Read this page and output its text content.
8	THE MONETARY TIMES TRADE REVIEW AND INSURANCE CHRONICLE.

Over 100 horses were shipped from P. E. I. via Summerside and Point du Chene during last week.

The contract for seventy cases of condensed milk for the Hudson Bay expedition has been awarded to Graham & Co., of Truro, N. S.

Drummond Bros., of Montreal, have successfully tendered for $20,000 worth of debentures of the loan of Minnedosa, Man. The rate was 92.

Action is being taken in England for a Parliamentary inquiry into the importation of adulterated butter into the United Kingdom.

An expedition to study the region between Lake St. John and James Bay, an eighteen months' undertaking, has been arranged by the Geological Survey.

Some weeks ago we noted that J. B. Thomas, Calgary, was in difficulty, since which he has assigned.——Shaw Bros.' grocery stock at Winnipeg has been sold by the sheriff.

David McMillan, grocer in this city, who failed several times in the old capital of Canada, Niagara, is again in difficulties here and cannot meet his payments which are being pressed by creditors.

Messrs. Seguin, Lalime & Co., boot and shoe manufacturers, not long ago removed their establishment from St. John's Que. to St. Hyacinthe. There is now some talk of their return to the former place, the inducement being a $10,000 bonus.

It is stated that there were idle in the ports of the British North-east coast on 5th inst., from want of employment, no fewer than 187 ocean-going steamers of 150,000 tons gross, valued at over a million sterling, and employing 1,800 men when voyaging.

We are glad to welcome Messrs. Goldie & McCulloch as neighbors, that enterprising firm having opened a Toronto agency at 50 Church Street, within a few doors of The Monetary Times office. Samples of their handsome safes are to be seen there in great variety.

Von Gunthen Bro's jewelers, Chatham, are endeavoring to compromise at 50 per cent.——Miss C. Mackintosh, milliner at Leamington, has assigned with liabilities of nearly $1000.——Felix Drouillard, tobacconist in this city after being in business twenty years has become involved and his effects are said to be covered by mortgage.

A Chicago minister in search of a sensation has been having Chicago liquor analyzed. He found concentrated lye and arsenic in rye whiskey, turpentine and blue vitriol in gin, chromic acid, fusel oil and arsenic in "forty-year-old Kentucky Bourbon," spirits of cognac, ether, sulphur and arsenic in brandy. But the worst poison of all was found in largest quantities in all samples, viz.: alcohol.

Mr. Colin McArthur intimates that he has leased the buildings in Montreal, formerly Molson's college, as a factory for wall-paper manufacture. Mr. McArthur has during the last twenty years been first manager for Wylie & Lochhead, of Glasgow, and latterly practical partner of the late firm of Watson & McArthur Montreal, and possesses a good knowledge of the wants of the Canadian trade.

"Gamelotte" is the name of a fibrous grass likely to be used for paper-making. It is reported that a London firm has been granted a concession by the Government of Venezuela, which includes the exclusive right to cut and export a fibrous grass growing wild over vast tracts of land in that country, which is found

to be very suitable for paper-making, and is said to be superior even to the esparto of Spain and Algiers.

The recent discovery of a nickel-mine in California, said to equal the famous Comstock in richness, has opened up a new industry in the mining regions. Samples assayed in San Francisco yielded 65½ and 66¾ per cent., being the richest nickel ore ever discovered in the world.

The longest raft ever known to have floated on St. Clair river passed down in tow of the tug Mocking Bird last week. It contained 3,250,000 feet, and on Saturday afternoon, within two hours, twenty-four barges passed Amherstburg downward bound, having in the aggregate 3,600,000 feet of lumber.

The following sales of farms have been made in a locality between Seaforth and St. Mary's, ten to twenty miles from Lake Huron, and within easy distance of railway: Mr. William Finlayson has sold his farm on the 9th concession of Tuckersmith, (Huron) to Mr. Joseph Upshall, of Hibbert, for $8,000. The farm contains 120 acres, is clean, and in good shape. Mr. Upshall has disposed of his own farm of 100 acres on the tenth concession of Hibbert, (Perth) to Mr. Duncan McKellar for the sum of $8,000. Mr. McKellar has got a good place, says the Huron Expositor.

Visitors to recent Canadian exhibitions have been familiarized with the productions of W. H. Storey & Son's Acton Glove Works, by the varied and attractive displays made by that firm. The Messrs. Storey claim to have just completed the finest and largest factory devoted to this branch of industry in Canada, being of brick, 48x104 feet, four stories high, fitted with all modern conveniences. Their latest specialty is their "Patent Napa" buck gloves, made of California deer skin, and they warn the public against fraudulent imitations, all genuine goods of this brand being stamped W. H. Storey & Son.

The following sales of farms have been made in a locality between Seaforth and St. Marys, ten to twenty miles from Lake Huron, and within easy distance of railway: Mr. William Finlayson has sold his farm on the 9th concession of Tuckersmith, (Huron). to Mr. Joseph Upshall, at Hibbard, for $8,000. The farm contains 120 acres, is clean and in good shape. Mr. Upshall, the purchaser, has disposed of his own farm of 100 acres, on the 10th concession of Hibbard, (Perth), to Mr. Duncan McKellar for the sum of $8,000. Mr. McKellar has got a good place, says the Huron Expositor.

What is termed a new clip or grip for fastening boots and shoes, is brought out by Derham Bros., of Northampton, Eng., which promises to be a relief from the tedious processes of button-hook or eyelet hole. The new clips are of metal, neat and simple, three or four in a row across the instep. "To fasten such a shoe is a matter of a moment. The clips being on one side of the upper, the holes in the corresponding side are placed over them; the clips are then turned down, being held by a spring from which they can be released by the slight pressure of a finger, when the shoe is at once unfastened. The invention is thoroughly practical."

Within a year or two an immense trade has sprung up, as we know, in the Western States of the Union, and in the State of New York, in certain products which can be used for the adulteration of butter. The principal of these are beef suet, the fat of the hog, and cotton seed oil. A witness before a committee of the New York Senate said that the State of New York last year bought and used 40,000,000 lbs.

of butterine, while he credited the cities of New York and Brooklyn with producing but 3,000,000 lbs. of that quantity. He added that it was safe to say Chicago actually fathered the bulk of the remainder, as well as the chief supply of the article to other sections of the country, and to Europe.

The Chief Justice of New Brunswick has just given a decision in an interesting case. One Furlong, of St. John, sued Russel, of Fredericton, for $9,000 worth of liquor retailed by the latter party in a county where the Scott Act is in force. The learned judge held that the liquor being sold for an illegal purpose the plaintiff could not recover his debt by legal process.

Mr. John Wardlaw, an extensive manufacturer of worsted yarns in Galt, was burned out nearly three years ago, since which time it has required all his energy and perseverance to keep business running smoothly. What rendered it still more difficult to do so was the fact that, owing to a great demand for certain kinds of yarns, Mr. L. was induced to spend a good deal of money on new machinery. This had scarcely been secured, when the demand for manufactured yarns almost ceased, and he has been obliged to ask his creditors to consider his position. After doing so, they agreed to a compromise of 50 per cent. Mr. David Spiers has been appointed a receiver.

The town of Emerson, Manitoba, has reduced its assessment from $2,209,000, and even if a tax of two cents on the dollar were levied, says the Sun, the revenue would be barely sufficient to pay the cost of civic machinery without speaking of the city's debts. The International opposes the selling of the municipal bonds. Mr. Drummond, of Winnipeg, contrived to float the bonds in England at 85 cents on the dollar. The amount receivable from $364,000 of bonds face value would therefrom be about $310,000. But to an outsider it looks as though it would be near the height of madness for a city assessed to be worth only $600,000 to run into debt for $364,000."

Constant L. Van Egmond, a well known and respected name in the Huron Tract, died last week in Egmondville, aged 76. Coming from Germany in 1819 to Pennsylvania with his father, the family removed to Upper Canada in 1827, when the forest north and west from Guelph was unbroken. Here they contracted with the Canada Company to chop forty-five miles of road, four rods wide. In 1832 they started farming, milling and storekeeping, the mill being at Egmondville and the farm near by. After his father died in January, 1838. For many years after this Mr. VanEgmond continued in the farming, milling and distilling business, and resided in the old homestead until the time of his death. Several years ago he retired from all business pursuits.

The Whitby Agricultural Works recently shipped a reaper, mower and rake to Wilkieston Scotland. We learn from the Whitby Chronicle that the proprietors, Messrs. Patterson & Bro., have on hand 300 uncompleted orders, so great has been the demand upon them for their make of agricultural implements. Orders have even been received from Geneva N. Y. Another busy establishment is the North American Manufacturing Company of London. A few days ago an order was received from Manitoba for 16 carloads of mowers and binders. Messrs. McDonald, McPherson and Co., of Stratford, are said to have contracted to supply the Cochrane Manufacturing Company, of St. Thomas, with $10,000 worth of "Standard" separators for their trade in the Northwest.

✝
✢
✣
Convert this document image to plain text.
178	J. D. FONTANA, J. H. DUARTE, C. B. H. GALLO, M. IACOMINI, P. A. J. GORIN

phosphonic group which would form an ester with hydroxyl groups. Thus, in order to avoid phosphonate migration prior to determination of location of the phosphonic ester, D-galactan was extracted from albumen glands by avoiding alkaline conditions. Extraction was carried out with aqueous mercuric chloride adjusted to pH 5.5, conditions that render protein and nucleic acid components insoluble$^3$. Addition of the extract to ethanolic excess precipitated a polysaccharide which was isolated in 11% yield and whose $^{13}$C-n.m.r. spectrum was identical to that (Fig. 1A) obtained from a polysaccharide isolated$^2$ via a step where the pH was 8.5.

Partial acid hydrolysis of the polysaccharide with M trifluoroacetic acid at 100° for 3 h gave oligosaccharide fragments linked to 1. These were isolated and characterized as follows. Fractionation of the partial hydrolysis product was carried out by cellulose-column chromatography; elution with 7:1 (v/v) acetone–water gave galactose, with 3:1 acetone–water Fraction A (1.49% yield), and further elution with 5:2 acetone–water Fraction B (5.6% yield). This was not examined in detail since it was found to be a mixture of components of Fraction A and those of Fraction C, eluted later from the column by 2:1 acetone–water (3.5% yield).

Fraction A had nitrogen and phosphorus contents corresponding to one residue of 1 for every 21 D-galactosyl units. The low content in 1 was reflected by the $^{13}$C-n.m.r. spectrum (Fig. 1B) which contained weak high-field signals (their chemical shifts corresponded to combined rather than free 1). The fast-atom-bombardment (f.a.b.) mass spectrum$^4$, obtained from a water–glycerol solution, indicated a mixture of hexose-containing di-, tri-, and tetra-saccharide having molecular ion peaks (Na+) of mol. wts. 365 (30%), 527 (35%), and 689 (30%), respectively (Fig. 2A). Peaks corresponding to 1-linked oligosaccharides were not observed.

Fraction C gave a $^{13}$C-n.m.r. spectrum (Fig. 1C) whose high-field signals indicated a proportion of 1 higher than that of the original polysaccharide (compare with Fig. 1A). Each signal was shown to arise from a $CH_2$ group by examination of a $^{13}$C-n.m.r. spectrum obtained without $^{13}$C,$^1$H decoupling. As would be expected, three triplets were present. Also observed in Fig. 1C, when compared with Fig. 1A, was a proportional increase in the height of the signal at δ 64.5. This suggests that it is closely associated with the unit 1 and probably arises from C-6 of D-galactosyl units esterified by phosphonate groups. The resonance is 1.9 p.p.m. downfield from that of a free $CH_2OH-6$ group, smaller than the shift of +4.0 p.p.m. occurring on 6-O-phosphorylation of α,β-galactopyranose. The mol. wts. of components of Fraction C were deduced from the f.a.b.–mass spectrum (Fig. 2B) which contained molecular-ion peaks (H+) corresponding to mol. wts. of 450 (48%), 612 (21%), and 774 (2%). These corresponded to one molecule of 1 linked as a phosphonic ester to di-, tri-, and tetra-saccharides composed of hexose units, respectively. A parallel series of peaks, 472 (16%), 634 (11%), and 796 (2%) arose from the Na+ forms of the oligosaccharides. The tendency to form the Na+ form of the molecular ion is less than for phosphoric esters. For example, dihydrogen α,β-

....

• _Problem_
Scan the records above. Return every line with "Manitoba" in it.

• _Exercise output_
The town of Emerson, Manitoba, has reduced its assessment from $2,209,000, and even if a tax of two cents on the dollar were levied, says the Sun, the revenue would be barely sufficient to pay the cost of civic machinery without speaking of the city's debts. The International opposes the selling of the municipal bonds. Mr. Drummond, of Winnipeg, contrived to float the bonds in England at 85 cents on the dollar. The amount receivable from $364,000 of bonds face value would therefrom be about $310,000. But to an outsider it looks as though it would be near the height of madness for a city assessed to be worth only $600,000 to run into debt for $364,000."
The Whitby Agricultural Works recently shipped a reaper, mower and rake to Wilkieston Scotland. We learn from the Whitby Chronicle that the proprietors, Messrs. Patterson & Bro., have on hand 300 uncompleted orders, so great has been the demand upon them for their make of agricultural implements. Orders have even been received from Geneva N. Y. Another busy establishment is the North American Manufacturing Company of London. A few days ago an order was received from Manitoba for 16 carloads of mowers and binders. Messrs. McDonald, McPherson and Co., of Stratford, are said to have contracted to supply the Cochrane Manufacturing Company, of St. Thomas, with $10,000 worth of "Standard" separators for their trade in the Northwest.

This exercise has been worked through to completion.